## Exercise
Report each line of the data that includes the word "string".

## Information provided
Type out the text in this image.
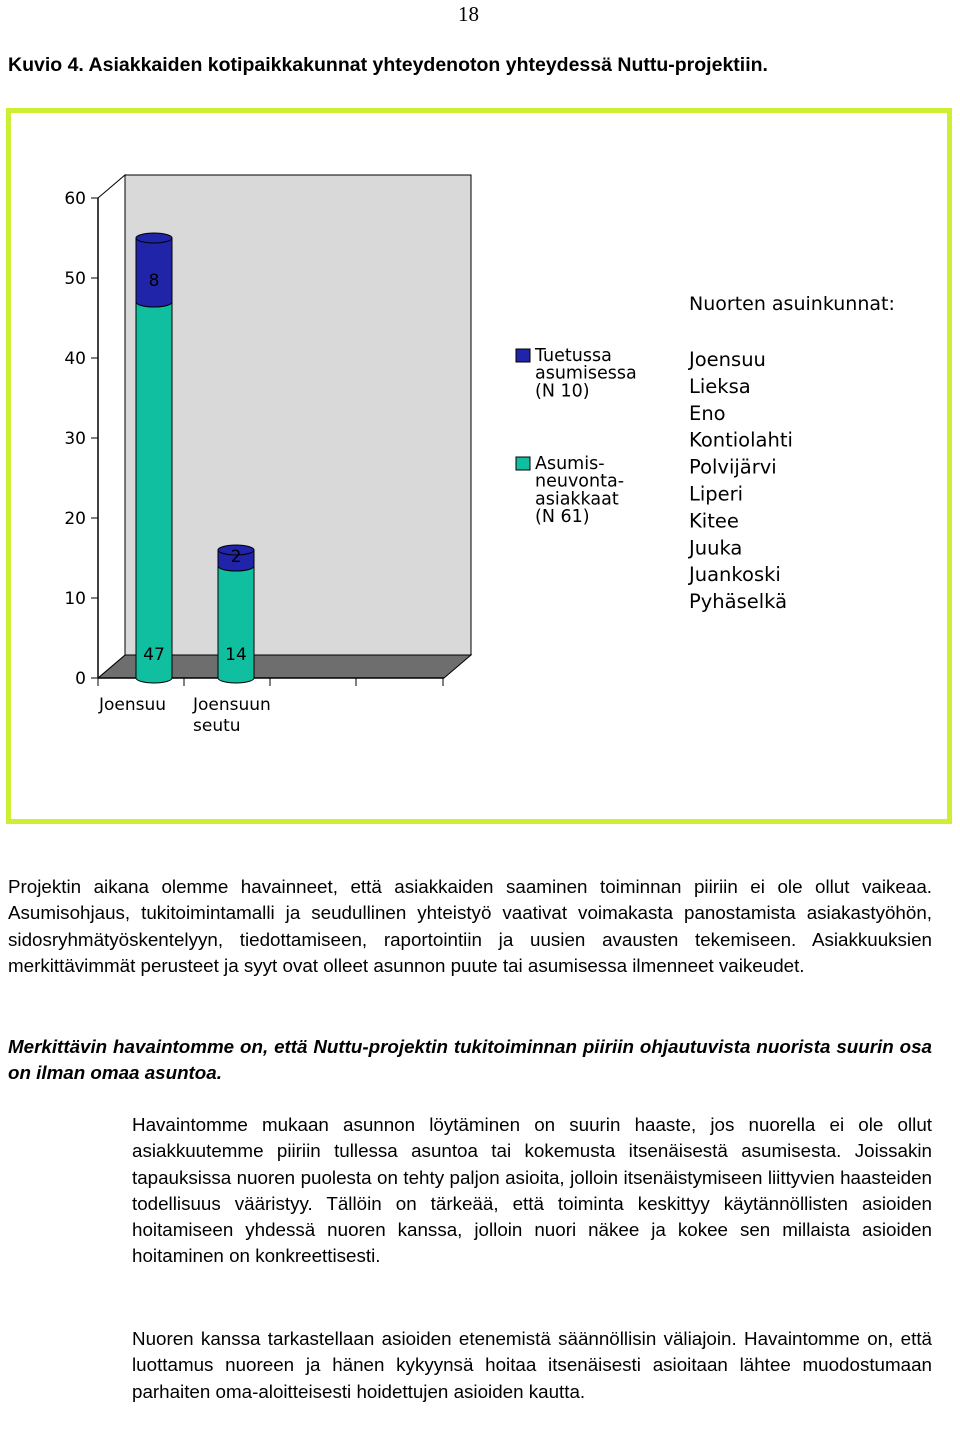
18
Kuvio 4. Asiakkaiden kotipaikkakunnat yhteydenoton yhteydessä Nuttu-projektiin.
0
10
20
30
40
50
60
47
8
Joensuu
14
2
Joensuun
seutu
Tuetussa
asumisessa
(N 10)
Asumis-
neuvonta-
asiakkaat
(N 61)
Nuorten asuinkunnat:
Joensuu
Lieksa
Eno
Kontiolahti
Polvijärvi
Liperi
Kitee
Juuka
Juankoski
Pyhäselkä

Projektin aikana olemme havainneet, että asiakkaiden saaminen toiminnan piiriin ei ole ollut vaikeaa. Asumisohjaus, tukitoimintamalli ja seudullinen yhteistyö vaativat voimakasta panostamista asiakastyöhön, sidosryhmätyöskentelyyn, tiedottamiseen, raportointiin ja uusien avausten tekemiseen. Asiakkuuksien merkittävimmät perusteet ja syyt ovat olleet asunnon puute tai asumisessa ilmenneet vaikeudet.

Merkittävin havaintomme on, että Nuttu-projektin tukitoiminnan piiriin ohjautuvista nuorista suurin osa on ilman omaa asuntoa.

Havaintomme mukaan asunnon löytäminen on suurin haaste, jos nuorella ei ole ollut asiakkuutemme piiriin tullessa asuntoa tai kokemusta itsenäisestä asumisesta. Joissakin tapauksissa nuoren puolesta on tehty paljon asioita, jolloin itsenäistymiseen liittyvien haasteiden todellisuus vääristyy. Tällöin on tärkeää, että toiminta keskittyy käytännöllisten asioiden hoitamiseen yhdessä nuoren kanssa, jolloin nuori näkee ja kokee sen millaista asioiden hoitaminen on konkreettisesti.

Nuoren kanssa tarkastellaan asioiden etenemistä säännöllisin väliajoin. Havaintomme on, että luottamus nuoreen ja hänen kykyynsä hoitaa itsenäisesti asioitaan lähtee muodostumaan parhaiten oma-aloitteisesti hoidettujen asioiden kautta.
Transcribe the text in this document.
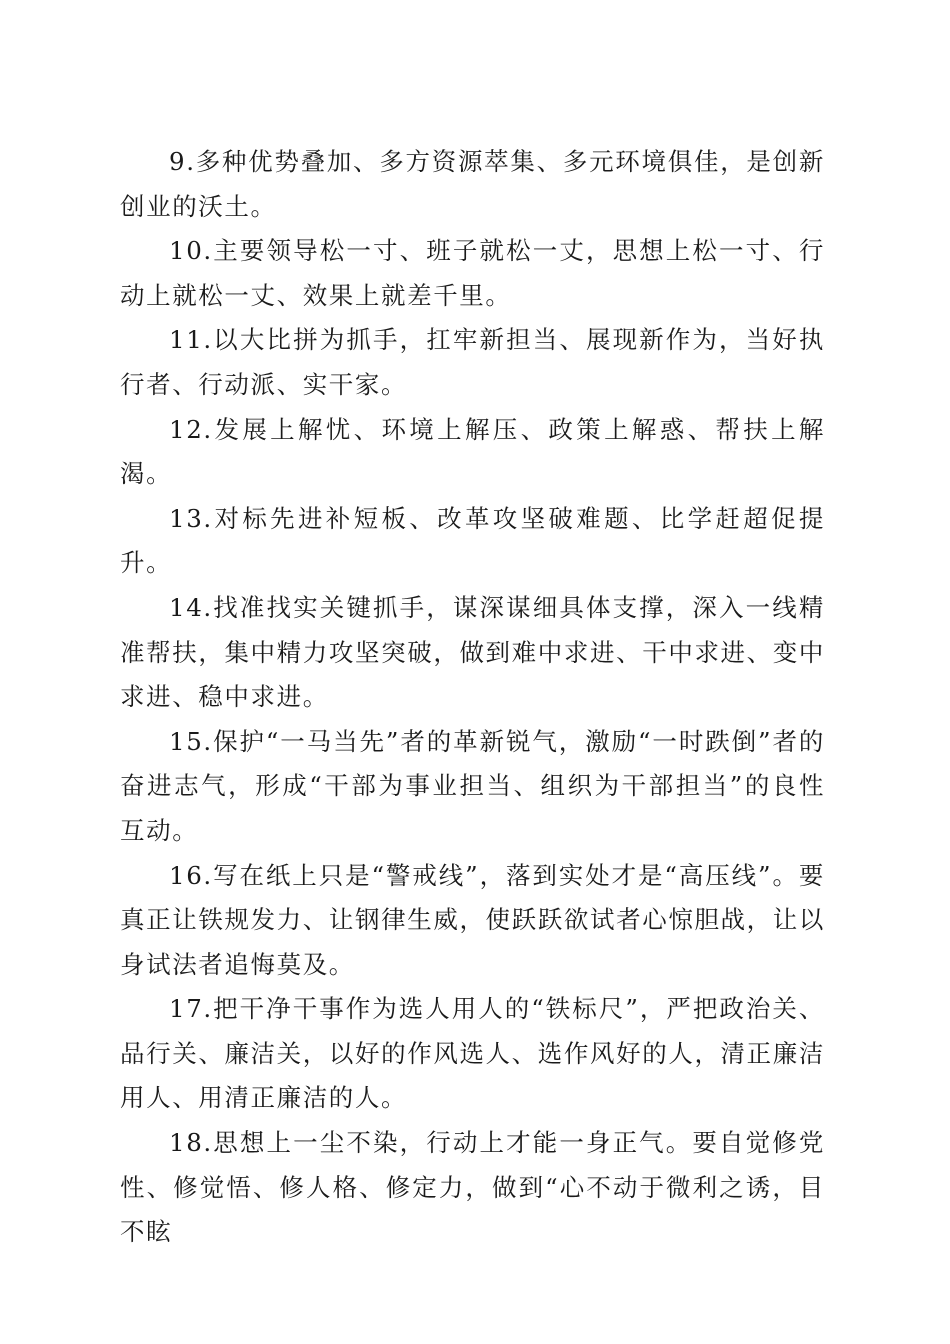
9.多种优势叠加、多方资源萃集、多元环境俱佳，是创新创业的沃土。

10.主要领导松一寸、班子就松一丈，思想上松一寸、行动上就松一丈、效果上就差千里。

11.以大比拼为抓手，扛牢新担当、展现新作为，当好执行者、行动派、实干家。

12.发展上解忧、环境上解压、政策上解惑、帮扶上解渴。

13.对标先进补短板、改革攻坚破难题、比学赶超促提升。

14.找准找实关键抓手，谋深谋细具体支撑，深入一线精准帮扶，集中精力攻坚突破，做到难中求进、干中求进、变中求进、稳中求进。

15.保护“一马当先”者的革新锐气，激励“一时跌倒”者的奋进志气，形成“干部为事业担当、组织为干部担当”的良性互动。

16.写在纸上只是“警戒线”，落到实处才是“高压线”。要真正让铁规发力、让钢律生威，使跃跃欲试者心惊胆战，让以身试法者追悔莫及。

17.把干净干事作为选人用人的“铁标尺”，严把政治关、品行关、廉洁关，以好的作风选人、选作风好的人，清正廉洁用人、用清正廉洁的人。

18.思想上一尘不染，行动上才能一身正气。要自觉修党性、修觉悟、修人格、修定力，做到“心不动于微利之诱，目不眩
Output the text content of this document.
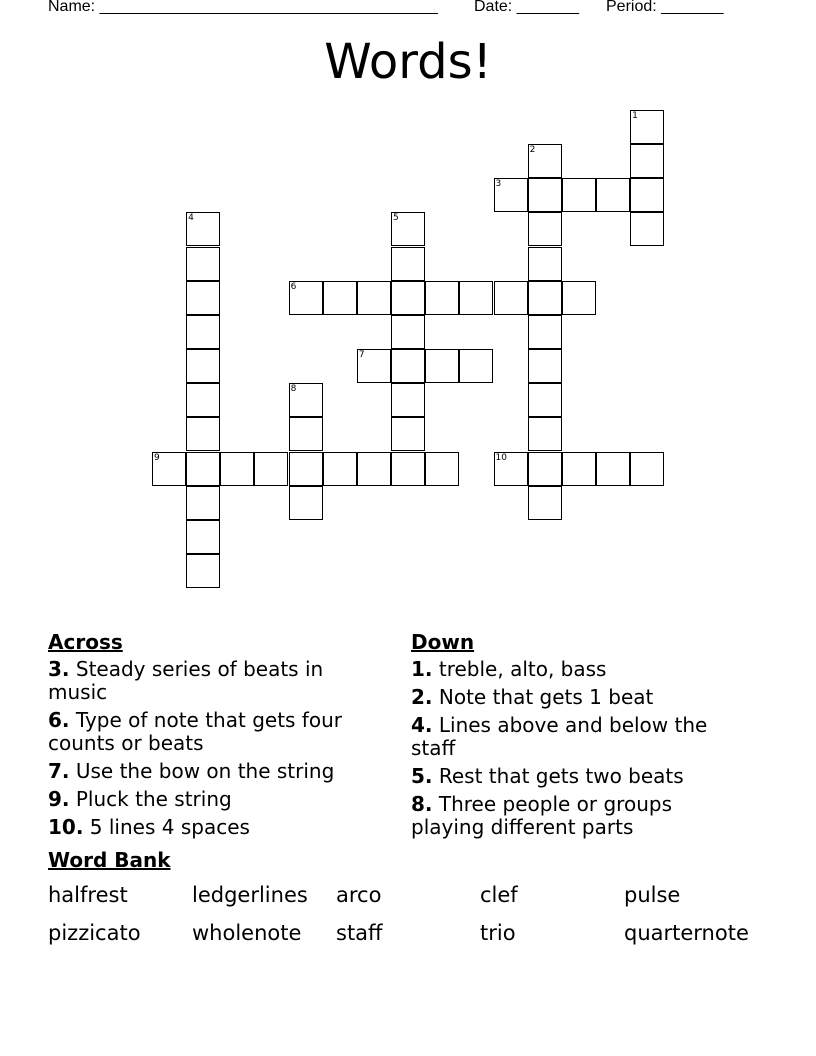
Name: ______________________________________ Date: _______ Period: _______
Words!
1
2
3
4	5
6
7
8
9	10
Across
3. Steady series of beats in music
6. Type of note that gets four counts or beats
7. Use the bow on the string
9. Pluck the string
10. 5 lines 4 spaces
Down
1. treble, alto, bass
2. Note that gets 1 beat
4. Lines above and below the staff
5. Rest that gets two beats
8. Three people or groups playing different parts
Word Bank
halfrest	ledgerlines arco	clef	pulse
pizzicato wholenote staff	trio	quarternote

## Answer below
7. Use the bow on the string
9. Pluck the string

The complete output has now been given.